:: Task prompt ::
Count lines, not occurrences: give the number of lines holding the word "Kensington", and nothing besides.

□ □ □ □

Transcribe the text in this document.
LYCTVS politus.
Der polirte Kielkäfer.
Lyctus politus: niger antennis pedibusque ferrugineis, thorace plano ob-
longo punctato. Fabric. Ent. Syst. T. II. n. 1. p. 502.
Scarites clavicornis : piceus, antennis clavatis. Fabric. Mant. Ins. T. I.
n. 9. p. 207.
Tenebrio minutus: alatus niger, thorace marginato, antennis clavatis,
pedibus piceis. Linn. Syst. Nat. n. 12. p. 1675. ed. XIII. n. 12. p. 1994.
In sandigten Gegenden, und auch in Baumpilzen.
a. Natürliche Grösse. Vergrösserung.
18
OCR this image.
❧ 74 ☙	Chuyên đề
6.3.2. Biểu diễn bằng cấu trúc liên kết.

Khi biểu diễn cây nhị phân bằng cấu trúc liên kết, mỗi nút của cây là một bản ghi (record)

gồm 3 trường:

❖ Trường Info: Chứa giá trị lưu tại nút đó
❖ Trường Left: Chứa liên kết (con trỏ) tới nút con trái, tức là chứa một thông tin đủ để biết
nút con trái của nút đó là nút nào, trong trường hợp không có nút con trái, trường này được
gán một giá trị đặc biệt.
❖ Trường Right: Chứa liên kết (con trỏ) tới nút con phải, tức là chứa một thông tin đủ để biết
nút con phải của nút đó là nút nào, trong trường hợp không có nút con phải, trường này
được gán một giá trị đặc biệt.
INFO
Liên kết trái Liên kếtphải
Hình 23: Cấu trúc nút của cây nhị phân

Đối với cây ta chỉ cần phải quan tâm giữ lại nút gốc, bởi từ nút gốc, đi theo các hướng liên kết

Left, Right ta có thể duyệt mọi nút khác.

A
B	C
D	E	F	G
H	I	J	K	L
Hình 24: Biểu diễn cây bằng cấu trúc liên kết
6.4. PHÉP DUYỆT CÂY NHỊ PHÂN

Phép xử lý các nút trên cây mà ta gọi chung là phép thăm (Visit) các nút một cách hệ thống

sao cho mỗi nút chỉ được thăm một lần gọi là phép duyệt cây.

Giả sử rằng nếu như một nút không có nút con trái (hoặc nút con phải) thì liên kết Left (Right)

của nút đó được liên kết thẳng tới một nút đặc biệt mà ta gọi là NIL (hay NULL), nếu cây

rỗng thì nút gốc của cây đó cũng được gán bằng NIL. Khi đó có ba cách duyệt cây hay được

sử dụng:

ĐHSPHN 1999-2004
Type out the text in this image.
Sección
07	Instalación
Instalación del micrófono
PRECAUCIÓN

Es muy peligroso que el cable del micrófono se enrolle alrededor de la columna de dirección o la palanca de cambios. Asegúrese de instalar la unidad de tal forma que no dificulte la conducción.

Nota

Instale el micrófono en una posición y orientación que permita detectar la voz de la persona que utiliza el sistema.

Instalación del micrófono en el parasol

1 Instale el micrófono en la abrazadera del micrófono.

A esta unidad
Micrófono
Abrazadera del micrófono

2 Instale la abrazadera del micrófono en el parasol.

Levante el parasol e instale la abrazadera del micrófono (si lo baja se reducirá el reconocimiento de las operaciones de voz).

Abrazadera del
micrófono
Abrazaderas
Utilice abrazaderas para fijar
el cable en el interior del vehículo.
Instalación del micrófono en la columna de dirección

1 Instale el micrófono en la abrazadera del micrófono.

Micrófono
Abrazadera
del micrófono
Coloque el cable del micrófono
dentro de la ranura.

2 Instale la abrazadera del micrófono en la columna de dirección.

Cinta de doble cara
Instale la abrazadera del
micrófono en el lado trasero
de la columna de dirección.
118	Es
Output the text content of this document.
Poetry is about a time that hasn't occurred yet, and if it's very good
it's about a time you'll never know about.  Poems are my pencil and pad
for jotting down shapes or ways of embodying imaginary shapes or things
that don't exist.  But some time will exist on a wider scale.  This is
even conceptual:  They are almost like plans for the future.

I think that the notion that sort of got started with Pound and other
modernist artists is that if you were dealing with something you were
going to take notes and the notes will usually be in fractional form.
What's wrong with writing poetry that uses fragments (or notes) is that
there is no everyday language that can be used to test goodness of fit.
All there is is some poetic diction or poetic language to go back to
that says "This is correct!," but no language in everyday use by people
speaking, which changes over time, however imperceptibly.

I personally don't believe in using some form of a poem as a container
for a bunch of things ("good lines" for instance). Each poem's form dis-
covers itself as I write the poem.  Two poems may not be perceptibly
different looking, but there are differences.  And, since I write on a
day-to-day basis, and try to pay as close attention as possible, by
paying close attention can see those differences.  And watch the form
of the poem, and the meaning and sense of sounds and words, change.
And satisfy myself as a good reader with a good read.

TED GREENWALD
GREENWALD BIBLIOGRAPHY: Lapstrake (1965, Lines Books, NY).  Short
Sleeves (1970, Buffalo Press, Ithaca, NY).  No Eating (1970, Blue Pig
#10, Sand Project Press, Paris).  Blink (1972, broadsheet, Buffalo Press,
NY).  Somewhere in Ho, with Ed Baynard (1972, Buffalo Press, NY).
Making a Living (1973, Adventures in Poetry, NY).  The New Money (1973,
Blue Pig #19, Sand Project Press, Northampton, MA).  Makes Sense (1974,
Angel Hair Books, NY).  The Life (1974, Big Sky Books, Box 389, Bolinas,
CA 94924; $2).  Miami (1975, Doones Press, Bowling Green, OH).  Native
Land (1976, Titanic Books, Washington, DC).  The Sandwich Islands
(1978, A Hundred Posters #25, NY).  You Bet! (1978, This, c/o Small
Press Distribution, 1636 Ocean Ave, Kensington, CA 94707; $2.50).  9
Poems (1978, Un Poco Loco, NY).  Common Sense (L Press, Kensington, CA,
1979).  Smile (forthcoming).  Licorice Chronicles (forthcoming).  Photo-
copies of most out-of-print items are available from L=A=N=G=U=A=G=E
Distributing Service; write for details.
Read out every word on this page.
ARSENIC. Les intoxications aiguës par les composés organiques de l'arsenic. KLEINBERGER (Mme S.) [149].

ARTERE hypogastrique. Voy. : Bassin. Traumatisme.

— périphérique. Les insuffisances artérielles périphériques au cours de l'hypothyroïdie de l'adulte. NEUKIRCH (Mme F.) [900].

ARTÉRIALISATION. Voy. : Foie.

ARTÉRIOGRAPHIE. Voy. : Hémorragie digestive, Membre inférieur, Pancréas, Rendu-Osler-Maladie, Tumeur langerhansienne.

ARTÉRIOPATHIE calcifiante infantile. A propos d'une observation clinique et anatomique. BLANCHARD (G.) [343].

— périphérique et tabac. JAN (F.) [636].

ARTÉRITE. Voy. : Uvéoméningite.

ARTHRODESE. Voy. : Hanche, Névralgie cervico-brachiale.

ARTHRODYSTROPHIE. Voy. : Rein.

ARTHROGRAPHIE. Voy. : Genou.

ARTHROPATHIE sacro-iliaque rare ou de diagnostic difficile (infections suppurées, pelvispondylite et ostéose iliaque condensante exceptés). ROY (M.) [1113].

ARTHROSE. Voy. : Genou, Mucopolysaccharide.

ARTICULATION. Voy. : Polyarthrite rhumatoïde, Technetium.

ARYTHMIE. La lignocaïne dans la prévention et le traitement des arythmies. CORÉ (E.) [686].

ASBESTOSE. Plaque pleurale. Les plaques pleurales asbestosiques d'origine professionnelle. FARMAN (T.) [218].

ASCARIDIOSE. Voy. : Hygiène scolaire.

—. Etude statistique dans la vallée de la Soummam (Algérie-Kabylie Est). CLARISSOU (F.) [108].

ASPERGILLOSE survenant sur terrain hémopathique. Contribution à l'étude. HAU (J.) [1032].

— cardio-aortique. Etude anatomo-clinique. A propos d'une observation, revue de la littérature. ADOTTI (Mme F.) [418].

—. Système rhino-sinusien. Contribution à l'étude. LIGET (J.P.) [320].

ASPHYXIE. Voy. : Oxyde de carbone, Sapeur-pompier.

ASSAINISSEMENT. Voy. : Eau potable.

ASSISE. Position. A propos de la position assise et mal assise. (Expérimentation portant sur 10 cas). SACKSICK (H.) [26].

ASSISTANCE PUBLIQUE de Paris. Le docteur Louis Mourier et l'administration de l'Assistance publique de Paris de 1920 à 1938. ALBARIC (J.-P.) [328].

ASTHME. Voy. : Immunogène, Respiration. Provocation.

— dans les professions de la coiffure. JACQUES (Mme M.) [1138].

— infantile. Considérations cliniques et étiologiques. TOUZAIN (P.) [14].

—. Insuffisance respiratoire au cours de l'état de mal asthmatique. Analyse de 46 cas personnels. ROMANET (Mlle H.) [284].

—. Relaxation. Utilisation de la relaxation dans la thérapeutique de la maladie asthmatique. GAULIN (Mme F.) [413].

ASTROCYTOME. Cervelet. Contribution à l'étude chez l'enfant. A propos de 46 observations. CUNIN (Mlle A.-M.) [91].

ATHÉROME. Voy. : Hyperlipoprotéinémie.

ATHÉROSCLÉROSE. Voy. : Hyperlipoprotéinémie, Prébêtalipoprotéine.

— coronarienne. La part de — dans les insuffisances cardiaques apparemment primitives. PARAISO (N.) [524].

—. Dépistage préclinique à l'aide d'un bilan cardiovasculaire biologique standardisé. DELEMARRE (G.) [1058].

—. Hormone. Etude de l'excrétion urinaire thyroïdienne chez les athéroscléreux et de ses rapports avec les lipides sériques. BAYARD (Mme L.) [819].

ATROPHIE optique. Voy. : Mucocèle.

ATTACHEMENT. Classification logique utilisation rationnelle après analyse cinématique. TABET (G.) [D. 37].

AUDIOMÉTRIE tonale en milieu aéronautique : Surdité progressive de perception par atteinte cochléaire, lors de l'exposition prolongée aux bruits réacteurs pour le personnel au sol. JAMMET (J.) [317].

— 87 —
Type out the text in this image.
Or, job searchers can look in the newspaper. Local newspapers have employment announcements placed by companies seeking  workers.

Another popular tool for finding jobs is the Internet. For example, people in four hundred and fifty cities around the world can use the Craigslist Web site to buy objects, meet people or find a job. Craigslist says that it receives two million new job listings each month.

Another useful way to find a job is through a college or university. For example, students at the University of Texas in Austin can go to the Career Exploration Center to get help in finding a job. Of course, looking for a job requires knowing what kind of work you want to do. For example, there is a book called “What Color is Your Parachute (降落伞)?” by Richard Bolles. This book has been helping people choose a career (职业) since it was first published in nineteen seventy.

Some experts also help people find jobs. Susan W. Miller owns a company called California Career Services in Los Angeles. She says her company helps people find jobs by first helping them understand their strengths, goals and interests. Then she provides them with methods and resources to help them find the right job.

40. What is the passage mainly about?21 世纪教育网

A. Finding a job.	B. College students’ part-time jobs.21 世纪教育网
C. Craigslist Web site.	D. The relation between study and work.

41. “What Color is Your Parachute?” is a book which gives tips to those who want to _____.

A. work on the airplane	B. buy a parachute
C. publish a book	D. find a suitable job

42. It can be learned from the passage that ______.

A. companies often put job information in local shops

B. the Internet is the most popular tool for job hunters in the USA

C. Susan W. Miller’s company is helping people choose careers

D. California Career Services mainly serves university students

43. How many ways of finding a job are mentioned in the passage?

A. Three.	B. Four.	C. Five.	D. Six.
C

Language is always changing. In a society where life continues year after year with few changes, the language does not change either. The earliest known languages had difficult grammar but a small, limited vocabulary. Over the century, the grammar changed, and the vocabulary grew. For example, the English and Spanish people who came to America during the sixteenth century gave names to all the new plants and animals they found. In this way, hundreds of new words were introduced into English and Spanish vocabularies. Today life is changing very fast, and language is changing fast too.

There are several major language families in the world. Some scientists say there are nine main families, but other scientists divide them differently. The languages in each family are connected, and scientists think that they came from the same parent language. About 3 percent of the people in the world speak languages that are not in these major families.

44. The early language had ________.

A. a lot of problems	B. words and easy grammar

□ □ □ □

:: Task result ::
2